● **WHAT IS NEEDED**: Find all the lines with "name" and gather them.

(Stored entries)
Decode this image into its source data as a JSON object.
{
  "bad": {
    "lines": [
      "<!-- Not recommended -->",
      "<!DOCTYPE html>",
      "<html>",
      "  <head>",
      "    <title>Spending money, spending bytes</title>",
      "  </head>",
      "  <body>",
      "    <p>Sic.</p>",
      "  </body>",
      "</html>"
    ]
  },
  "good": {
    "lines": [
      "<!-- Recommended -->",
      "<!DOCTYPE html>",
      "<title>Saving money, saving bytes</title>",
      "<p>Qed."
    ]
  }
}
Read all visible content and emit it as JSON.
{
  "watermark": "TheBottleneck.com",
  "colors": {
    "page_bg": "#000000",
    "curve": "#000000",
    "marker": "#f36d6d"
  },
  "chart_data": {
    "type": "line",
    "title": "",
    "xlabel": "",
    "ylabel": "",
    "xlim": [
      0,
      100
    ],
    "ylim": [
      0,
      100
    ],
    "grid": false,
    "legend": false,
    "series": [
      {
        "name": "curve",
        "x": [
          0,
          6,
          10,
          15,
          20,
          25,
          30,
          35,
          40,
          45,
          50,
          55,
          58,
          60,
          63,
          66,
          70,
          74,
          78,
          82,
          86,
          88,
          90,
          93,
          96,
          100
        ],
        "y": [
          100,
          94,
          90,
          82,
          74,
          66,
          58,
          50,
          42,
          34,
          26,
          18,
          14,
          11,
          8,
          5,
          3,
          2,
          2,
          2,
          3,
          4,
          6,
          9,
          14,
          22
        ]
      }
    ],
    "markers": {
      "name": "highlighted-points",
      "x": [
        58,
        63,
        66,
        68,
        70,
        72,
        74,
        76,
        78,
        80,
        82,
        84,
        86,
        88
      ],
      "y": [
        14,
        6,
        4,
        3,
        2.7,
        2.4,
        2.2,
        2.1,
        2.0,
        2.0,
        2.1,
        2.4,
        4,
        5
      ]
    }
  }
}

● **SOLUTION TO THE PROBLEM**:
        "name": "curve",
      "name": "highlighted-points",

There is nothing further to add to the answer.